* The exercise: Go through the entries one line at a time, and gather every line that has the word "structured".

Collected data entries

━━━━━━━━━━

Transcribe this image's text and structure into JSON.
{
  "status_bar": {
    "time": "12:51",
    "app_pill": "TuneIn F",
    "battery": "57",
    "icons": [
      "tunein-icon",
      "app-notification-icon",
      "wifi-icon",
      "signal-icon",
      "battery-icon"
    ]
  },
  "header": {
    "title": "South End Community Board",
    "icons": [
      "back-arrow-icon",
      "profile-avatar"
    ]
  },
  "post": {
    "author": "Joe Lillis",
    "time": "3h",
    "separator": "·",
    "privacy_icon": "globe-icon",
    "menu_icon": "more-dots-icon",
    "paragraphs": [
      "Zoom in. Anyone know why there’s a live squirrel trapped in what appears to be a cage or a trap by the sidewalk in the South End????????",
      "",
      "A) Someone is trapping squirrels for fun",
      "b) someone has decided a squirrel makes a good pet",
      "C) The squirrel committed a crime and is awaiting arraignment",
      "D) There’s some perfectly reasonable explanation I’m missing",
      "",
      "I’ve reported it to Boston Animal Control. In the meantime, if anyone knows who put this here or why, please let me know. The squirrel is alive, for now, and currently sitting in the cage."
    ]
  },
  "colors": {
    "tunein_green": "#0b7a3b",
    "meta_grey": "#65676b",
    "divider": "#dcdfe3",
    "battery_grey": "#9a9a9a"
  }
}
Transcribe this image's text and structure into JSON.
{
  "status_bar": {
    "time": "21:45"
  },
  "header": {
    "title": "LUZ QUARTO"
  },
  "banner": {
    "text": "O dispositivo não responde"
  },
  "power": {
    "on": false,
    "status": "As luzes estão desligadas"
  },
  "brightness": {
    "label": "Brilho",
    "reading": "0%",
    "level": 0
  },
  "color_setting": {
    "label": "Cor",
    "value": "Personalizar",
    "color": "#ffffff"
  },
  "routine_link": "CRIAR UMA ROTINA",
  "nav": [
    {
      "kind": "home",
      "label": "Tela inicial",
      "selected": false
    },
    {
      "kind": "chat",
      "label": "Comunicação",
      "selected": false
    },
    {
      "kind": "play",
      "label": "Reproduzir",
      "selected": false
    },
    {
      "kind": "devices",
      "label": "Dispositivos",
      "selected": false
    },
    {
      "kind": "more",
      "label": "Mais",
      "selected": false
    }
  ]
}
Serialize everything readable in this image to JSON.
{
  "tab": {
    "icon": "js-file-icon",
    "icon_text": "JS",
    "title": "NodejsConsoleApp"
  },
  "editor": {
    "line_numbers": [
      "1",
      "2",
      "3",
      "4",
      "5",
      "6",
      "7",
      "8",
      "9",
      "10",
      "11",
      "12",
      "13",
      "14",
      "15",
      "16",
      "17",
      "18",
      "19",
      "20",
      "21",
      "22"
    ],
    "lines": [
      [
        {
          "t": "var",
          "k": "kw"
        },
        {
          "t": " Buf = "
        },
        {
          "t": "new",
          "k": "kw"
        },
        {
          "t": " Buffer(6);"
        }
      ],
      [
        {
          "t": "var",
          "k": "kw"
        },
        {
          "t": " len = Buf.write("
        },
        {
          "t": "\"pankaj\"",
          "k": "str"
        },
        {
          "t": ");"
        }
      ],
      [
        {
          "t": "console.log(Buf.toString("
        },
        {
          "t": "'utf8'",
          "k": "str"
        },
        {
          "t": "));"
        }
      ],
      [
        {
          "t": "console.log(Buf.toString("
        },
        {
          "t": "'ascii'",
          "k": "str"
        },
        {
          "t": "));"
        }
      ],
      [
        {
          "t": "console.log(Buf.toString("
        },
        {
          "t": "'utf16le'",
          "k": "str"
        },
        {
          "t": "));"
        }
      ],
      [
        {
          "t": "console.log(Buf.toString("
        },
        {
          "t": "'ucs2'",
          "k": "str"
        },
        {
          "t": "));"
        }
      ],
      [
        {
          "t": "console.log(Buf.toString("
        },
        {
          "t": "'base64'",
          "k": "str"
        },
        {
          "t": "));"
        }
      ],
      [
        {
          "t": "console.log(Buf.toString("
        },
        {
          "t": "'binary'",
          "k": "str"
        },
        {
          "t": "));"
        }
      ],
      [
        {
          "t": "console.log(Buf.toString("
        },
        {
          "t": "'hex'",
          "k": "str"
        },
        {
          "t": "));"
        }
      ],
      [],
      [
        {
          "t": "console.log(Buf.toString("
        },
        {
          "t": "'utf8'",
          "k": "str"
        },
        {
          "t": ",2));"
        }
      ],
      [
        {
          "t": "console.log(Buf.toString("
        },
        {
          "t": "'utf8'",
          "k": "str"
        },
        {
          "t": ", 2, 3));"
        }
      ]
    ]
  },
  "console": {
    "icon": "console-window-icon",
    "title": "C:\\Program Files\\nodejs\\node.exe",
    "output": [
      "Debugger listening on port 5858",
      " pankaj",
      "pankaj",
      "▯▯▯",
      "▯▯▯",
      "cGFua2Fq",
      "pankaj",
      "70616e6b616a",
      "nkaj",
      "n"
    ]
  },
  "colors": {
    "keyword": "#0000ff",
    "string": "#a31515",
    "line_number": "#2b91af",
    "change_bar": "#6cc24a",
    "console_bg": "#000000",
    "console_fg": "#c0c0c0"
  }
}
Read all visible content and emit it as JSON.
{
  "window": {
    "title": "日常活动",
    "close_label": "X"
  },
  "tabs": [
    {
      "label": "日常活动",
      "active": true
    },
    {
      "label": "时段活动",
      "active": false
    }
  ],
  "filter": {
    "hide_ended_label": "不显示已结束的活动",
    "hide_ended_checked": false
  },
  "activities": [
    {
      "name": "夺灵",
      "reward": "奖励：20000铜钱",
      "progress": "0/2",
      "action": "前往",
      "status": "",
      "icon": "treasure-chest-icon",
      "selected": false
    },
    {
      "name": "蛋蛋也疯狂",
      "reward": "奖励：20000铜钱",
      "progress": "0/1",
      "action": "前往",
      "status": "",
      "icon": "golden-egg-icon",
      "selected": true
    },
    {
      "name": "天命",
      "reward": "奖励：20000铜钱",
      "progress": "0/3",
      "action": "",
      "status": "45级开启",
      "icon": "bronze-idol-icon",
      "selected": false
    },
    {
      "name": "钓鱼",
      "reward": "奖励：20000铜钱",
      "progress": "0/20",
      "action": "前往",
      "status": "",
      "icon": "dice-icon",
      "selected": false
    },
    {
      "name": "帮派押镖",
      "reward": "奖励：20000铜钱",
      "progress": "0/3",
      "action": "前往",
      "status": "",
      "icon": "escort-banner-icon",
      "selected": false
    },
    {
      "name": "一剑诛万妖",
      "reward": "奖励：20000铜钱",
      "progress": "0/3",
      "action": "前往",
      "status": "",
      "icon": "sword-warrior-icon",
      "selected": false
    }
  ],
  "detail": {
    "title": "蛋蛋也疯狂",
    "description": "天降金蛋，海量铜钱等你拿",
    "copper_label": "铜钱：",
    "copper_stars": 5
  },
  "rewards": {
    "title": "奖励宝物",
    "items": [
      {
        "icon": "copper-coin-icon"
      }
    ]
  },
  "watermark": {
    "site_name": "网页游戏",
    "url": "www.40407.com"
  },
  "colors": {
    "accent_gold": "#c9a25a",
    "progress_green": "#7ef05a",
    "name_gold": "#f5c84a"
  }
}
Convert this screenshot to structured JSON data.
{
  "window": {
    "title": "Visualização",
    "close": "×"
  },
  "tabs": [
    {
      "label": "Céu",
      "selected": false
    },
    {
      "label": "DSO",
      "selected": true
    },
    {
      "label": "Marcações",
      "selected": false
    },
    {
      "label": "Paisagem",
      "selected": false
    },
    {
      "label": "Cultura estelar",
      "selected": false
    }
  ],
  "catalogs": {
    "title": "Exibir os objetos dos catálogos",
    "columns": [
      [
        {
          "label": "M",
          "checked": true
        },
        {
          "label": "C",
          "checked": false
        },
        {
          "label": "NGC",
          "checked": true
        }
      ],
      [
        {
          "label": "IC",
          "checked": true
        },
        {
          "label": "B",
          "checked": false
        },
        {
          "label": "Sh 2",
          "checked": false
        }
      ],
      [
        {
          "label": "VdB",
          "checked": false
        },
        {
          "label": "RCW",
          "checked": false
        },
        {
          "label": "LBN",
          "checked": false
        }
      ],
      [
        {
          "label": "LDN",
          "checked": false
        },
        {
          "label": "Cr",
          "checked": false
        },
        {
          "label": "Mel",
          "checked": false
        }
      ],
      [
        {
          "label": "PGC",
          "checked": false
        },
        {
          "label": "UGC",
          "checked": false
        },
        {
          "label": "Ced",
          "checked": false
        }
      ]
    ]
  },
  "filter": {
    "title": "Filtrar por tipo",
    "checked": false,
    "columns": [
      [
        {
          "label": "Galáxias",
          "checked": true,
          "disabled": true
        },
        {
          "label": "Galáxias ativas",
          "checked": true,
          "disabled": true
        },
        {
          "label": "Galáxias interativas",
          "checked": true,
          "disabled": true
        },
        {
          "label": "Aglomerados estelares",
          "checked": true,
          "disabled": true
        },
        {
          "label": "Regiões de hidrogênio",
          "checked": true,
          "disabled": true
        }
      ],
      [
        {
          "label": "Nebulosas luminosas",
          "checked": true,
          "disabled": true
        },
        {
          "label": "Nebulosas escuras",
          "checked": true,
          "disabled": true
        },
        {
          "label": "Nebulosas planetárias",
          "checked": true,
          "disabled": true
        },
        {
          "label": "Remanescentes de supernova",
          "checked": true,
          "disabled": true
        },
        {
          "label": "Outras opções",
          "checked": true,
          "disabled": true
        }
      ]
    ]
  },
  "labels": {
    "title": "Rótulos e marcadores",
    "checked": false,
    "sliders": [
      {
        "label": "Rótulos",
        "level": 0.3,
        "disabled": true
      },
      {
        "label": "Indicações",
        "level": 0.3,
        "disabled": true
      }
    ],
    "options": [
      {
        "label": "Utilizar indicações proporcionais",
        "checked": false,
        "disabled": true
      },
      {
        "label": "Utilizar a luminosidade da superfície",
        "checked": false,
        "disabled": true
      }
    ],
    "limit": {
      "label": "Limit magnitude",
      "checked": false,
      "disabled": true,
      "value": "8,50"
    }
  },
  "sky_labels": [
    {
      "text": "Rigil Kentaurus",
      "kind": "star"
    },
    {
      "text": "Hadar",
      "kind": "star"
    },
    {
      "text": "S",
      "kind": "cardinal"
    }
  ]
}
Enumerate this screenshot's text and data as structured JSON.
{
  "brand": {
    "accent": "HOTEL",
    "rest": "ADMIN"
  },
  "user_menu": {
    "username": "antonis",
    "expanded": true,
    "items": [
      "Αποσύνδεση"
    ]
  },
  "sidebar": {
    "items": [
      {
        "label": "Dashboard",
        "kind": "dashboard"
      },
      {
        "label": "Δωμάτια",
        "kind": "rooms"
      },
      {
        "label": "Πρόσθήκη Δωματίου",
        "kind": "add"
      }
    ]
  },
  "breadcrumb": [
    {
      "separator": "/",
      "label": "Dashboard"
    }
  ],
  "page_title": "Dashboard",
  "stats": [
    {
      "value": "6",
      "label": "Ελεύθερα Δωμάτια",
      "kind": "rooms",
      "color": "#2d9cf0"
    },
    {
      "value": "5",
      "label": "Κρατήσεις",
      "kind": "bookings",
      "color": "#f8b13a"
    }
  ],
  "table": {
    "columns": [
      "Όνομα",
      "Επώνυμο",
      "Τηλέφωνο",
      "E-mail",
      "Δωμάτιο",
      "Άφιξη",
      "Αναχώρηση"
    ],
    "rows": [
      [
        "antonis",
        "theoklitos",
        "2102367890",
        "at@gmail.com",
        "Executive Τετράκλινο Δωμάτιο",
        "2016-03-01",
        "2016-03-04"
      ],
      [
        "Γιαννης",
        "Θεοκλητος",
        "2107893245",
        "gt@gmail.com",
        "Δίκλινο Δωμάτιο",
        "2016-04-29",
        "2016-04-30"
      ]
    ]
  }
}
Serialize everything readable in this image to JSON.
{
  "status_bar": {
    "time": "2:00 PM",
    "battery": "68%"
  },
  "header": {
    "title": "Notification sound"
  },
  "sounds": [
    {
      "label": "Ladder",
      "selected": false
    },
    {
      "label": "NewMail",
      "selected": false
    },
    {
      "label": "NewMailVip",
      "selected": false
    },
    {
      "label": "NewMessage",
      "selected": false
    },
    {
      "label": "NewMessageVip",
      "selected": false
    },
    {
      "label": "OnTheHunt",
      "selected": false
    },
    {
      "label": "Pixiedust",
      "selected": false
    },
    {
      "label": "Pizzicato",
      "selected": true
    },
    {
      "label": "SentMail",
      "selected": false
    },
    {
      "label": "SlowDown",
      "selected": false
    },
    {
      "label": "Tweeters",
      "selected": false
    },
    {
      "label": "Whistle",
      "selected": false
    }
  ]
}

━━━━━━━━━━

* Written response:
Convert this screenshot to structured JSON data.
Enumerate this screenshot's text and data as structured JSON.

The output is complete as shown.